(Raw records)
--
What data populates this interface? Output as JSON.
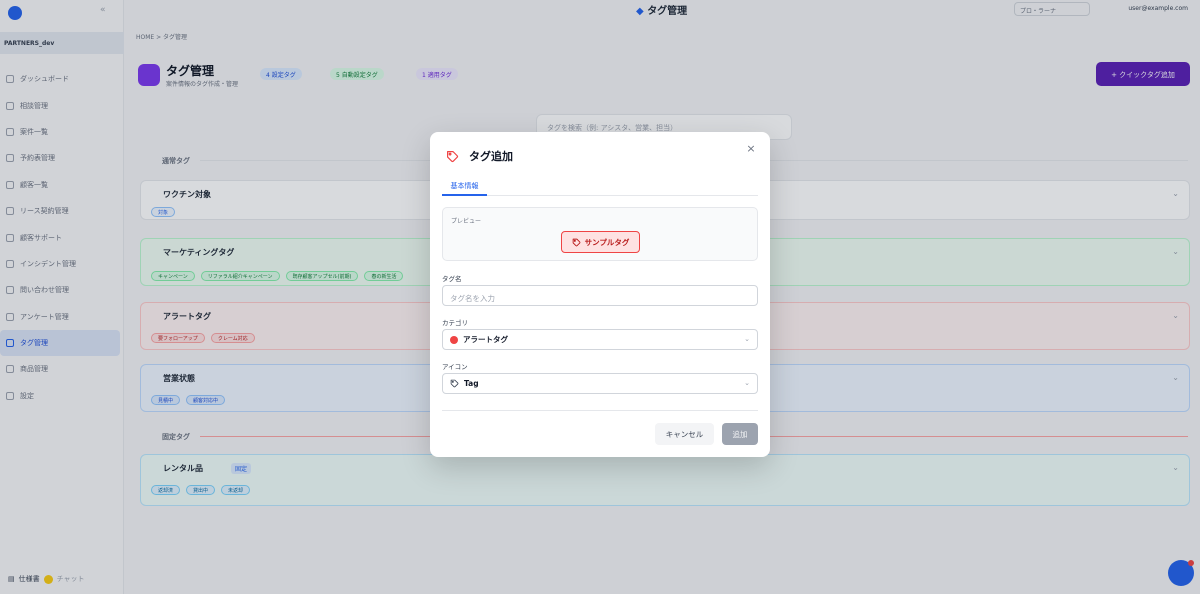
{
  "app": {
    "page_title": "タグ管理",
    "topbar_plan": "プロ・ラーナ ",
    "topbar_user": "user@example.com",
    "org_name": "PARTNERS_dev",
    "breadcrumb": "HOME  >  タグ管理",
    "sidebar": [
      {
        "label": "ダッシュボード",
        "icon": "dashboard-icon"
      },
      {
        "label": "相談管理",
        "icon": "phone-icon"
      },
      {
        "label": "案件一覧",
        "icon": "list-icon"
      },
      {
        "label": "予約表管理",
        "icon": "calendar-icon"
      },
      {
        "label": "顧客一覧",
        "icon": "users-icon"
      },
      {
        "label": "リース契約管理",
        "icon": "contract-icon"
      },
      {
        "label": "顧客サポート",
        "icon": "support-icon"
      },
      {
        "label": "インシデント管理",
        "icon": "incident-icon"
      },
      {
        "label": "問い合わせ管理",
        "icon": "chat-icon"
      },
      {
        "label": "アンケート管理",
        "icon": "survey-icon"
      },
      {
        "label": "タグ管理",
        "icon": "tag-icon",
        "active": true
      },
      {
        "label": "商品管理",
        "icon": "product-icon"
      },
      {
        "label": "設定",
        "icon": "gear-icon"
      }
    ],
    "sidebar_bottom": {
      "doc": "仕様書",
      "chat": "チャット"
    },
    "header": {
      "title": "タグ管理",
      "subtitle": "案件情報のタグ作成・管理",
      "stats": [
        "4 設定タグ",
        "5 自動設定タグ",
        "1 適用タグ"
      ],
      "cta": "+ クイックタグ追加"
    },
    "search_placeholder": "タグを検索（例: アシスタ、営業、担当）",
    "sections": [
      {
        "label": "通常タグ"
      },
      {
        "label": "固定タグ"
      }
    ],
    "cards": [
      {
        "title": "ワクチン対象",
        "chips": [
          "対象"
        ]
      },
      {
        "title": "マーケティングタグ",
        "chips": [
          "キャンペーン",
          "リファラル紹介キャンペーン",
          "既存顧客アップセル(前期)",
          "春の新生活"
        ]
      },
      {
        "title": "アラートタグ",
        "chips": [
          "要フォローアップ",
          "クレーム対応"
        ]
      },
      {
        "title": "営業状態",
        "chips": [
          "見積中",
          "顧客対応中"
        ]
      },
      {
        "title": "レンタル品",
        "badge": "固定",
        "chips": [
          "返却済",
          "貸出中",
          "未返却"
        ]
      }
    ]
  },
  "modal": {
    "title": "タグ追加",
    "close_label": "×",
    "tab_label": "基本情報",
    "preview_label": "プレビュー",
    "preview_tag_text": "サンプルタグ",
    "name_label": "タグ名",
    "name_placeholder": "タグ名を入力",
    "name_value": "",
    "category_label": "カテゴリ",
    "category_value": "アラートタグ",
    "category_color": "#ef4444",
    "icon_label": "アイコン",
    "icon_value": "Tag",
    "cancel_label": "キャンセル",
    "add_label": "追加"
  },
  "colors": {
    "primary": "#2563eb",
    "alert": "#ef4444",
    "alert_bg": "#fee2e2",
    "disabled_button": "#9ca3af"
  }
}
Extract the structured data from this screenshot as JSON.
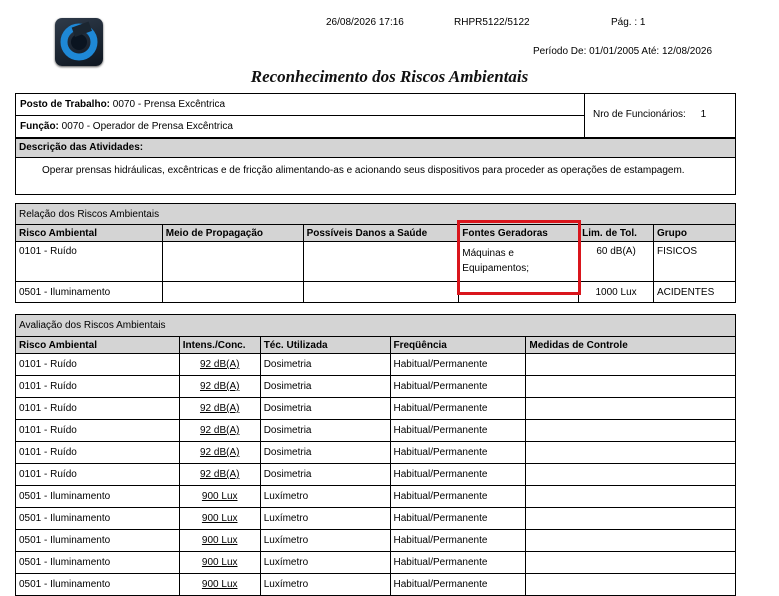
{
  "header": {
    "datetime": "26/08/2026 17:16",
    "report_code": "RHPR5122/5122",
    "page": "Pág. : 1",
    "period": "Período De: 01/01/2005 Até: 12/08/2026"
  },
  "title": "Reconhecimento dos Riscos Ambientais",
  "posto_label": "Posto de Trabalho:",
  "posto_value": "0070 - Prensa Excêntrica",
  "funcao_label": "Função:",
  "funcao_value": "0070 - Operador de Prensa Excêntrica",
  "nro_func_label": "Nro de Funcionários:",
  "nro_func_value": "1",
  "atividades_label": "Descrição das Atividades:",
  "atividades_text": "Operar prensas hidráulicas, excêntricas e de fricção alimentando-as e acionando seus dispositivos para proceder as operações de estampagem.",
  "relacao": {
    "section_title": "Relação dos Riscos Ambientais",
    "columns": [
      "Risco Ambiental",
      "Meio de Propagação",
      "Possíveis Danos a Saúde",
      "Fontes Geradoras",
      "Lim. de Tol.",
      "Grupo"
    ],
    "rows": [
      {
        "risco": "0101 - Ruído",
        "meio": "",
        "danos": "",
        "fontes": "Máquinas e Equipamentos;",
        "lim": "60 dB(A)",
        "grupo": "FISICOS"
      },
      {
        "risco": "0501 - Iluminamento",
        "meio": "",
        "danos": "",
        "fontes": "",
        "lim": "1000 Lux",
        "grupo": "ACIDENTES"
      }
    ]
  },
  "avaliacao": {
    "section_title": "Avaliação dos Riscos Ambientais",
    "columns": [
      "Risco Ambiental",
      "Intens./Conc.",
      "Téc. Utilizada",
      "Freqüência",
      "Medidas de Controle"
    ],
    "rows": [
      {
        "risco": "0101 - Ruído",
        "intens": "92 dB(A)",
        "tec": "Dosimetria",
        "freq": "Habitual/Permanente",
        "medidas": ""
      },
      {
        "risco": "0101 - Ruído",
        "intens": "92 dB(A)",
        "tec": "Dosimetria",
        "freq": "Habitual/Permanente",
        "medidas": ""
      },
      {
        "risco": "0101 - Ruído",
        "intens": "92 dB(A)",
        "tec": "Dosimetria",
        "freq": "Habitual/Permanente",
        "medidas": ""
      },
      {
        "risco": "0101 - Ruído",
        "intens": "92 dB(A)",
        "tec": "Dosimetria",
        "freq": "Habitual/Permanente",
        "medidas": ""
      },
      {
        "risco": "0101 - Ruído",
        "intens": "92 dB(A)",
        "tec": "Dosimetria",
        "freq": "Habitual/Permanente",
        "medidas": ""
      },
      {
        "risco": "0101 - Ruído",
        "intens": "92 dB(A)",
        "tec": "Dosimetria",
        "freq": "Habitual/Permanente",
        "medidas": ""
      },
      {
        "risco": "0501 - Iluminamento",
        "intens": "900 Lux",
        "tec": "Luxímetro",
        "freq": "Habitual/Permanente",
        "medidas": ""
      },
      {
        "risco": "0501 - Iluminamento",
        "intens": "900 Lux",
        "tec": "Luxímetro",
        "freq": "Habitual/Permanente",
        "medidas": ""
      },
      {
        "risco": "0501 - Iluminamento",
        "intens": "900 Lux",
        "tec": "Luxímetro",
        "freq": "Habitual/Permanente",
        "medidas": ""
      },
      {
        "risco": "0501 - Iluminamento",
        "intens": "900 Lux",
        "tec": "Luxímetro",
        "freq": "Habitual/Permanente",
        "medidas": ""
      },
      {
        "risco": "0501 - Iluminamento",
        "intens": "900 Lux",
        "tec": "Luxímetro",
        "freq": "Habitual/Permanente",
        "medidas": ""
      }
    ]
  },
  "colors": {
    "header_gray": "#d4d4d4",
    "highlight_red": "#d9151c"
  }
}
--
Problem statement: From the material above, reproduce everything verbatim except the pictures.

Output for this exercise:
What data populates this interface? Output as JSON.
{
  "app": {
    "page_title": "タグ管理",
    "topbar_plan": "プロ・ラーナ ",
    "topbar_user": "user@example.com",
    "org_name": "PARTNERS_dev",
    "breadcrumb": "HOME  >  タグ管理",
    "sidebar": [
      {
        "label": "ダッシュボード",
        "icon": "dashboard-icon"
      },
      {
        "label": "相談管理",
        "icon": "phone-icon"
      },
      {
        "label": "案件一覧",
        "icon": "list-icon"
      },
      {
        "label": "予約表管理",
        "icon": "calendar-icon"
      },
      {
        "label": "顧客一覧",
        "icon": "users-icon"
      },
      {
        "label": "リース契約管理",
        "icon": "contract-icon"
      },
      {
        "label": "顧客サポート",
        "icon": "support-icon"
      },
      {
        "label": "インシデント管理",
        "icon": "incident-icon"
      },
      {
        "label": "問い合わせ管理",
        "icon": "chat-icon"
      },
      {
        "label": "アンケート管理",
        "icon": "survey-icon"
      },
      {
        "label": "タグ管理",
        "icon": "tag-icon",
        "active": true
      },
      {
        "label": "商品管理",
        "icon": "product-icon"
      },
      {
        "label": "設定",
        "icon": "gear-icon"
      }
    ],
    "sidebar_bottom": {
      "doc": "仕様書",
      "chat": "チャット"
    },
    "header": {
      "title": "タグ管理",
      "subtitle": "案件情報のタグ作成・管理",
      "stats": [
        "4 設定タグ",
        "5 自動設定タグ",
        "1 適用タグ"
      ],
      "cta": "+ クイックタグ追加"
    },
    "search_placeholder": "タグを検索（例: アシスタ、営業、担当）",
    "sections": [
      {
        "label": "通常タグ"
      },
      {
        "label": "固定タグ"
      }
    ],
    "cards": [
      {
        "title": "ワクチン対象",
        "chips": [
          "対象"
        ]
      },
      {
        "title": "マーケティングタグ",
        "chips": [
          "キャンペーン",
          "リファラル紹介キャンペーン",
          "既存顧客アップセル(前期)",
          "春の新生活"
        ]
      },
      {
        "title": "アラートタグ",
        "chips": [
          "要フォローアップ",
          "クレーム対応"
        ]
      },
      {
        "title": "営業状態",
        "chips": [
          "見積中",
          "顧客対応中"
        ]
      },
      {
        "title": "レンタル品",
        "badge": "固定",
        "chips": [
          "返却済",
          "貸出中",
          "未返却"
        ]
      }
    ]
  },
  "modal": {
    "title": "タグ追加",
    "close_label": "×",
    "tab_label": "基本情報",
    "preview_label": "プレビュー",
    "preview_tag_text": "サンプルタグ",
    "name_label": "タグ名",
    "name_placeholder": "タグ名を入力",
    "name_value": "",
    "category_label": "カテゴリ",
    "category_value": "アラートタグ",
    "category_color": "#ef4444",
    "icon_label": "アイコン",
    "icon_value": "Tag",
    "cancel_label": "キャンセル",
    "add_label": "追加"
  },
  "colors": {
    "primary": "#2563eb",
    "alert": "#ef4444",
    "alert_bg": "#fee2e2",
    "disabled_button": "#9ca3af"
  }
}
Extract the structured data from this screenshot as JSON.
{
  "header": {
    "datetime": "26/08/2026 17:16",
    "report_code": "RHPR5122/5122",
    "page": "Pág. : 1",
    "period": "Período De: 01/01/2005 Até: 12/08/2026"
  },
  "title": "Reconhecimento dos Riscos Ambientais",
  "posto_label": "Posto de Trabalho:",
  "posto_value": "0070 - Prensa Excêntrica",
  "funcao_label": "Função:",
  "funcao_value": "0070 - Operador de Prensa Excêntrica",
  "nro_func_label": "Nro de Funcionários:",
  "nro_func_value": "1",
  "atividades_label": "Descrição das Atividades:",
  "atividades_text": "Operar prensas hidráulicas, excêntricas e de fricção alimentando-as e acionando seus dispositivos para proceder as operações de estampagem.",
  "relacao": {
    "section_title": "Relação dos Riscos Ambientais",
    "columns": [
      "Risco Ambiental",
      "Meio de Propagação",
      "Possíveis Danos a Saúde",
      "Fontes Geradoras",
      "Lim. de Tol.",
      "Grupo"
    ],
    "rows": [
      {
        "risco": "0101 - Ruído",
        "meio": "",
        "danos": "",
        "fontes": "Máquinas e Equipamentos;",
        "lim": "60 dB(A)",
        "grupo": "FISICOS"
      },
      {
        "risco": "0501 - Iluminamento",
        "meio": "",
        "danos": "",
        "fontes": "",
        "lim": "1000 Lux",
        "grupo": "ACIDENTES"
      }
    ]
  },
  "avaliacao": {
    "section_title": "Avaliação dos Riscos Ambientais",
    "columns": [
      "Risco Ambiental",
      "Intens./Conc.",
      "Téc. Utilizada",
      "Freqüência",
      "Medidas de Controle"
    ],
    "rows": [
      {
        "risco": "0101 - Ruído",
        "intens": "92 dB(A)",
        "tec": "Dosimetria",
        "freq": "Habitual/Permanente",
        "medidas": ""
      },
      {
        "risco": "0101 - Ruído",
        "intens": "92 dB(A)",
        "tec": "Dosimetria",
        "freq": "Habitual/Permanente",
        "medidas": ""
      },
      {
        "risco": "0101 - Ruído",
        "intens": "92 dB(A)",
        "tec": "Dosimetria",
        "freq": "Habitual/Permanente",
        "medidas": ""
      },
      {
        "risco": "0101 - Ruído",
        "intens": "92 dB(A)",
        "tec": "Dosimetria",
        "freq": "Habitual/Permanente",
        "medidas": ""
      },
      {
        "risco": "0101 - Ruído",
        "intens": "92 dB(A)",
        "tec": "Dosimetria",
        "freq": "Habitual/Permanente",
        "medidas": ""
      },
      {
        "risco": "0101 - Ruído",
        "intens": "92 dB(A)",
        "tec": "Dosimetria",
        "freq": "Habitual/Permanente",
        "medidas": ""
      },
      {
        "risco": "0501 - Iluminamento",
        "intens": "900 Lux",
        "tec": "Luxímetro",
        "freq": "Habitual/Permanente",
        "medidas": ""
      },
      {
        "risco": "0501 - Iluminamento",
        "intens": "900 Lux",
        "tec": "Luxímetro",
        "freq": "Habitual/Permanente",
        "medidas": ""
      },
      {
        "risco": "0501 - Iluminamento",
        "intens": "900 Lux",
        "tec": "Luxímetro",
        "freq": "Habitual/Permanente",
        "medidas": ""
      },
      {
        "risco": "0501 - Iluminamento",
        "intens": "900 Lux",
        "tec": "Luxímetro",
        "freq": "Habitual/Permanente",
        "medidas": ""
      },
      {
        "risco": "0501 - Iluminamento",
        "intens": "900 Lux",
        "tec": "Luxímetro",
        "freq": "Habitual/Permanente",
        "medidas": ""
      }
    ]
  },
  "colors": {
    "header_gray": "#d4d4d4",
    "highlight_red": "#d9151c"
  }
}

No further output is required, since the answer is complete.